## Challenge
Repeat all the material exactly; pictures stay out of your copy.

## Data entries

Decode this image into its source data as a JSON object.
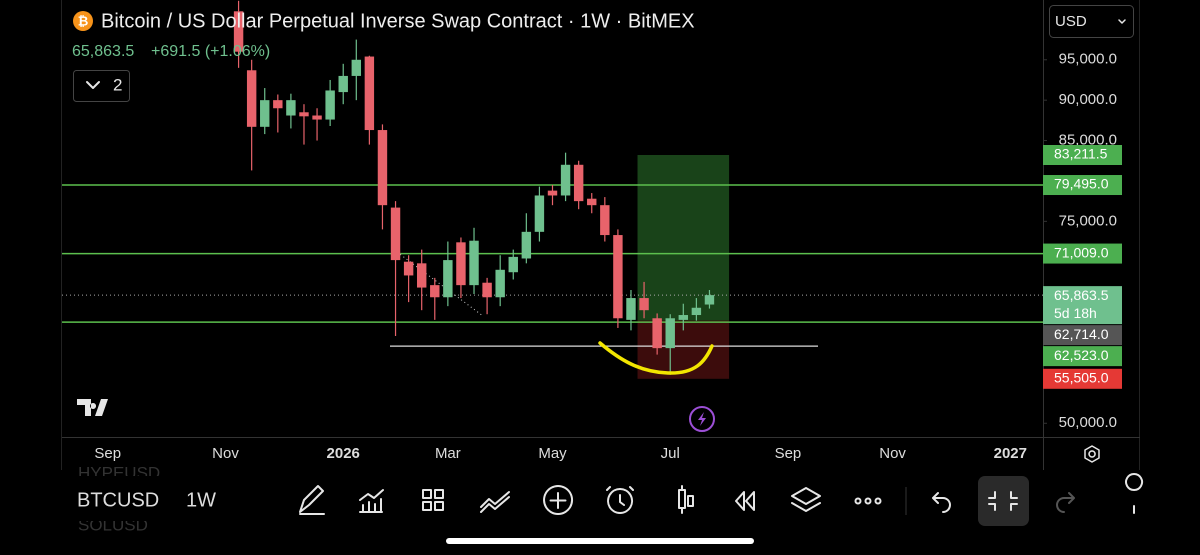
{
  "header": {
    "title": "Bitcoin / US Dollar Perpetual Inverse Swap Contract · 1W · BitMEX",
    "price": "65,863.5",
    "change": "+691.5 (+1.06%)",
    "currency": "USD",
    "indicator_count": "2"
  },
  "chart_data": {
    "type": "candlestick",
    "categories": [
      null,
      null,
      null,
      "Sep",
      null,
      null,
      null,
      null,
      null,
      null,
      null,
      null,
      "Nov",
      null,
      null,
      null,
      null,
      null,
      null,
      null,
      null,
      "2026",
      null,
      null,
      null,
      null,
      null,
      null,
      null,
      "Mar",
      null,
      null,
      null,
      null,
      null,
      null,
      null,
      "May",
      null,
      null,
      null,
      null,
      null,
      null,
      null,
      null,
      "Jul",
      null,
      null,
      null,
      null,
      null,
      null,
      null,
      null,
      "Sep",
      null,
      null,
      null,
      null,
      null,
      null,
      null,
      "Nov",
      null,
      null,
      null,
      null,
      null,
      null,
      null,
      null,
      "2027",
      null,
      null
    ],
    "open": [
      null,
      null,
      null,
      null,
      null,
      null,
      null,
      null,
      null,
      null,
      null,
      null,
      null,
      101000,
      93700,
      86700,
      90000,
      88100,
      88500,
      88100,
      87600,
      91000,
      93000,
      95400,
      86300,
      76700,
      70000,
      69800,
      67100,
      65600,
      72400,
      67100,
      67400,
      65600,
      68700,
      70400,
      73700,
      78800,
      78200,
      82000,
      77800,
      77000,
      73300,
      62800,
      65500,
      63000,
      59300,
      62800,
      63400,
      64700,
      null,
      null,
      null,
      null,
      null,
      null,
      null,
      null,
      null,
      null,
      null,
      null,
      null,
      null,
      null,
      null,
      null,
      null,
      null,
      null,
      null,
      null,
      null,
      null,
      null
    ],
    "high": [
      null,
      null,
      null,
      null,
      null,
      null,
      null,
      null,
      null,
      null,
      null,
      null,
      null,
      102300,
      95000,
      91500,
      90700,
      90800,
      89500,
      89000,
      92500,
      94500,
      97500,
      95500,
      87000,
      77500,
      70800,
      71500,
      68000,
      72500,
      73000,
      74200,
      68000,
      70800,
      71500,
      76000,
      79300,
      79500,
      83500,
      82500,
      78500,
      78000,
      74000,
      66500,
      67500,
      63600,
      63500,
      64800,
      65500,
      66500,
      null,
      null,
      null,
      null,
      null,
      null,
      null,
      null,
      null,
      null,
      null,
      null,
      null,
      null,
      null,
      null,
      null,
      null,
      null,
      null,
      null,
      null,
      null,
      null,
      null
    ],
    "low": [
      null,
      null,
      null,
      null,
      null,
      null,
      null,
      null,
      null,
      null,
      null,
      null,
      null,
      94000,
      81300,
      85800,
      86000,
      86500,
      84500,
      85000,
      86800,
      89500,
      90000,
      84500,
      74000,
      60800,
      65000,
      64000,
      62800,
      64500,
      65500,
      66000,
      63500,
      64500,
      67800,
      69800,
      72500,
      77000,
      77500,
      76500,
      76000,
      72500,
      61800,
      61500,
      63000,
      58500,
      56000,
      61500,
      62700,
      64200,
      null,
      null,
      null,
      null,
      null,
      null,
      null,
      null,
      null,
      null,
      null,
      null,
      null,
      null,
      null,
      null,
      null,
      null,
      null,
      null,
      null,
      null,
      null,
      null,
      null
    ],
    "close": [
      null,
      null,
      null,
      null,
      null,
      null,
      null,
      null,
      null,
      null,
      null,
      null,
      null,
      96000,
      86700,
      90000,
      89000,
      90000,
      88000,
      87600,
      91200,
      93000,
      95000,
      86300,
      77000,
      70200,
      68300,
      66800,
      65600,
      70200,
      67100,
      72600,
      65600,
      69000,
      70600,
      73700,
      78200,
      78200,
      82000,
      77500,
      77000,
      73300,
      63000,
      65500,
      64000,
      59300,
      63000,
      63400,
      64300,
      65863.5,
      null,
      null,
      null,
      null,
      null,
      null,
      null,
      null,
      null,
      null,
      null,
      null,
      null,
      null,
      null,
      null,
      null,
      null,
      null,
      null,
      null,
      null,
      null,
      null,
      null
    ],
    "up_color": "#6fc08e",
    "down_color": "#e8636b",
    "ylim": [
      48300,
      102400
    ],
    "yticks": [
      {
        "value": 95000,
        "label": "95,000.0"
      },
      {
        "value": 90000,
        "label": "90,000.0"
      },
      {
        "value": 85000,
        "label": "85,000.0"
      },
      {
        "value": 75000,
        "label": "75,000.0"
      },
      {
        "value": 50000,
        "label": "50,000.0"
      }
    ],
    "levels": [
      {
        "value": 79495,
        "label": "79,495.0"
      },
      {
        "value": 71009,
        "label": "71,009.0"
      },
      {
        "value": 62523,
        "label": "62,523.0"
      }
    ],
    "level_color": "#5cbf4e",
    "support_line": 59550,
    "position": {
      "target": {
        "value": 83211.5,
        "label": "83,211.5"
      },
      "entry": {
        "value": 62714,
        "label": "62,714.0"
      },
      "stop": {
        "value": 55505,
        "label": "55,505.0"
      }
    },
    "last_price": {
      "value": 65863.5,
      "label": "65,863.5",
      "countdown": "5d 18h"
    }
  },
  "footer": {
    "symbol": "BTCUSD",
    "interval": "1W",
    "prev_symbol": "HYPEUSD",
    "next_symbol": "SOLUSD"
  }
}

## Result of this task
Decode this image into its source data as a JSON object.
{
  "header": {
    "title": "Bitcoin / US Dollar Perpetual Inverse Swap Contract · 1W · BitMEX",
    "price": "65,863.5",
    "change": "+691.5 (+1.06%)",
    "currency": "USD",
    "indicator_count": "2"
  },
  "chart_data": {
    "type": "candlestick",
    "categories": [
      null,
      null,
      null,
      "Sep",
      null,
      null,
      null,
      null,
      null,
      null,
      null,
      null,
      "Nov",
      null,
      null,
      null,
      null,
      null,
      null,
      null,
      null,
      "2026",
      null,
      null,
      null,
      null,
      null,
      null,
      null,
      "Mar",
      null,
      null,
      null,
      null,
      null,
      null,
      null,
      "May",
      null,
      null,
      null,
      null,
      null,
      null,
      null,
      null,
      "Jul",
      null,
      null,
      null,
      null,
      null,
      null,
      null,
      null,
      "Sep",
      null,
      null,
      null,
      null,
      null,
      null,
      null,
      "Nov",
      null,
      null,
      null,
      null,
      null,
      null,
      null,
      null,
      "2027",
      null,
      null
    ],
    "open": [
      null,
      null,
      null,
      null,
      null,
      null,
      null,
      null,
      null,
      null,
      null,
      null,
      null,
      101000,
      93700,
      86700,
      90000,
      88100,
      88500,
      88100,
      87600,
      91000,
      93000,
      95400,
      86300,
      76700,
      70000,
      69800,
      67100,
      65600,
      72400,
      67100,
      67400,
      65600,
      68700,
      70400,
      73700,
      78800,
      78200,
      82000,
      77800,
      77000,
      73300,
      62800,
      65500,
      63000,
      59300,
      62800,
      63400,
      64700,
      null,
      null,
      null,
      null,
      null,
      null,
      null,
      null,
      null,
      null,
      null,
      null,
      null,
      null,
      null,
      null,
      null,
      null,
      null,
      null,
      null,
      null,
      null,
      null,
      null
    ],
    "high": [
      null,
      null,
      null,
      null,
      null,
      null,
      null,
      null,
      null,
      null,
      null,
      null,
      null,
      102300,
      95000,
      91500,
      90700,
      90800,
      89500,
      89000,
      92500,
      94500,
      97500,
      95500,
      87000,
      77500,
      70800,
      71500,
      68000,
      72500,
      73000,
      74200,
      68000,
      70800,
      71500,
      76000,
      79300,
      79500,
      83500,
      82500,
      78500,
      78000,
      74000,
      66500,
      67500,
      63600,
      63500,
      64800,
      65500,
      66500,
      null,
      null,
      null,
      null,
      null,
      null,
      null,
      null,
      null,
      null,
      null,
      null,
      null,
      null,
      null,
      null,
      null,
      null,
      null,
      null,
      null,
      null,
      null,
      null,
      null
    ],
    "low": [
      null,
      null,
      null,
      null,
      null,
      null,
      null,
      null,
      null,
      null,
      null,
      null,
      null,
      94000,
      81300,
      85800,
      86000,
      86500,
      84500,
      85000,
      86800,
      89500,
      90000,
      84500,
      74000,
      60800,
      65000,
      64000,
      62800,
      64500,
      65500,
      66000,
      63500,
      64500,
      67800,
      69800,
      72500,
      77000,
      77500,
      76500,
      76000,
      72500,
      61800,
      61500,
      63000,
      58500,
      56000,
      61500,
      62700,
      64200,
      null,
      null,
      null,
      null,
      null,
      null,
      null,
      null,
      null,
      null,
      null,
      null,
      null,
      null,
      null,
      null,
      null,
      null,
      null,
      null,
      null,
      null,
      null,
      null,
      null
    ],
    "close": [
      null,
      null,
      null,
      null,
      null,
      null,
      null,
      null,
      null,
      null,
      null,
      null,
      null,
      96000,
      86700,
      90000,
      89000,
      90000,
      88000,
      87600,
      91200,
      93000,
      95000,
      86300,
      77000,
      70200,
      68300,
      66800,
      65600,
      70200,
      67100,
      72600,
      65600,
      69000,
      70600,
      73700,
      78200,
      78200,
      82000,
      77500,
      77000,
      73300,
      63000,
      65500,
      64000,
      59300,
      63000,
      63400,
      64300,
      65863.5,
      null,
      null,
      null,
      null,
      null,
      null,
      null,
      null,
      null,
      null,
      null,
      null,
      null,
      null,
      null,
      null,
      null,
      null,
      null,
      null,
      null,
      null,
      null,
      null,
      null
    ],
    "up_color": "#6fc08e",
    "down_color": "#e8636b",
    "ylim": [
      48300,
      102400
    ],
    "yticks": [
      {
        "value": 95000,
        "label": "95,000.0"
      },
      {
        "value": 90000,
        "label": "90,000.0"
      },
      {
        "value": 85000,
        "label": "85,000.0"
      },
      {
        "value": 75000,
        "label": "75,000.0"
      },
      {
        "value": 50000,
        "label": "50,000.0"
      }
    ],
    "levels": [
      {
        "value": 79495,
        "label": "79,495.0"
      },
      {
        "value": 71009,
        "label": "71,009.0"
      },
      {
        "value": 62523,
        "label": "62,523.0"
      }
    ],
    "level_color": "#5cbf4e",
    "support_line": 59550,
    "position": {
      "target": {
        "value": 83211.5,
        "label": "83,211.5"
      },
      "entry": {
        "value": 62714,
        "label": "62,714.0"
      },
      "stop": {
        "value": 55505,
        "label": "55,505.0"
      }
    },
    "last_price": {
      "value": 65863.5,
      "label": "65,863.5",
      "countdown": "5d 18h"
    }
  },
  "footer": {
    "symbol": "BTCUSD",
    "interval": "1W",
    "prev_symbol": "HYPEUSD",
    "next_symbol": "SOLUSD"
  }
}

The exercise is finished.